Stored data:
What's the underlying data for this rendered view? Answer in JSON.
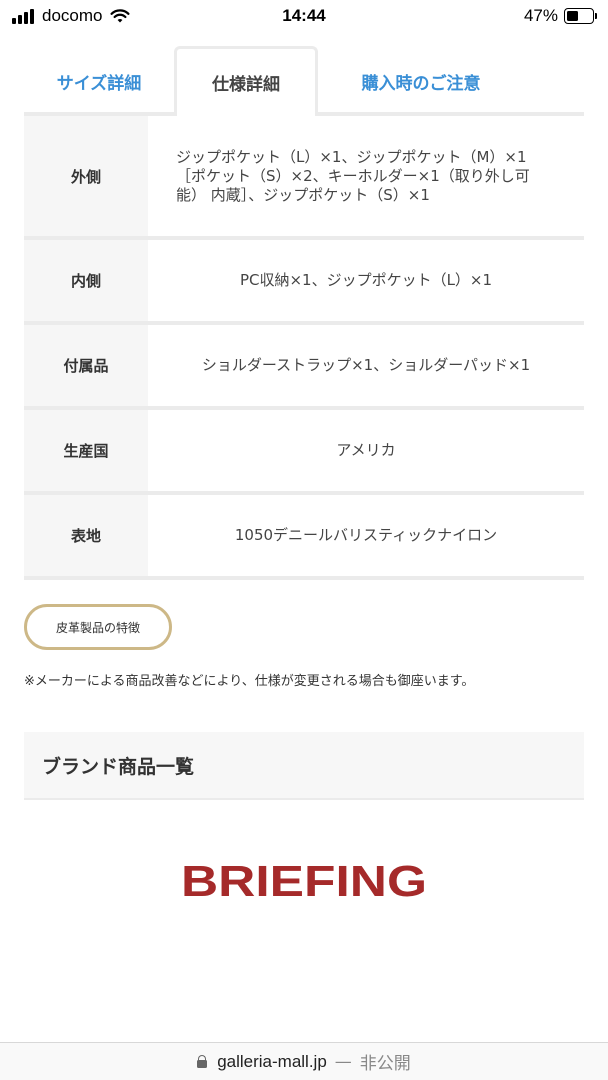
{
  "status_bar": {
    "carrier": "docomo",
    "time": "14:44",
    "battery_percent": "47%",
    "battery_level": 0.47
  },
  "tabs": [
    {
      "label": "サイズ詳細",
      "active": false
    },
    {
      "label": "仕様詳細",
      "active": true
    },
    {
      "label": "購入時のご注意",
      "active": false
    }
  ],
  "specs": [
    {
      "label": "外側",
      "value": "ジップポケット（L）×1、ジップポケット（M）×1［ポケット（S）×2、キーホルダー×1（取り外し可能） 内蔵］、ジップポケット（S）×1"
    },
    {
      "label": "内側",
      "value": "PC収納×1、ジップポケット（L）×1"
    },
    {
      "label": "付属品",
      "value": "ショルダーストラップ×1、ショルダーパッド×1"
    },
    {
      "label": "生産国",
      "value": "アメリカ"
    },
    {
      "label": "表地",
      "value": "1050デニールバリスティックナイロン"
    }
  ],
  "leather_button_label": "皮革製品の特徴",
  "notice": "※メーカーによる商品改善などにより、仕様が変更される場合も御座います。",
  "brand_section_title": "ブランド商品一覧",
  "brand_logo_text": "BRIEFING",
  "brand_logo_color": "#a52a2a",
  "accent_color": "#3a8fd6",
  "url_bar": {
    "host": "galleria-mall.jp",
    "separator": "—",
    "status": "非公開"
  }
}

◆ EXERCISE TASK
Keep the pictures out of the copy and return the rest of the data above exactly.

◆ THE RESULT
What's the underlying data for this rendered view? Answer in JSON.
{
  "status_bar": {
    "carrier": "docomo",
    "time": "14:44",
    "battery_percent": "47%",
    "battery_level": 0.47
  },
  "tabs": [
    {
      "label": "サイズ詳細",
      "active": false
    },
    {
      "label": "仕様詳細",
      "active": true
    },
    {
      "label": "購入時のご注意",
      "active": false
    }
  ],
  "specs": [
    {
      "label": "外側",
      "value": "ジップポケット（L）×1、ジップポケット（M）×1［ポケット（S）×2、キーホルダー×1（取り外し可能） 内蔵］、ジップポケット（S）×1"
    },
    {
      "label": "内側",
      "value": "PC収納×1、ジップポケット（L）×1"
    },
    {
      "label": "付属品",
      "value": "ショルダーストラップ×1、ショルダーパッド×1"
    },
    {
      "label": "生産国",
      "value": "アメリカ"
    },
    {
      "label": "表地",
      "value": "1050デニールバリスティックナイロン"
    }
  ],
  "leather_button_label": "皮革製品の特徴",
  "notice": "※メーカーによる商品改善などにより、仕様が変更される場合も御座います。",
  "brand_section_title": "ブランド商品一覧",
  "brand_logo_text": "BRIEFING",
  "brand_logo_color": "#a52a2a",
  "accent_color": "#3a8fd6",
  "url_bar": {
    "host": "galleria-mall.jp",
    "separator": "—",
    "status": "非公開"
  }
}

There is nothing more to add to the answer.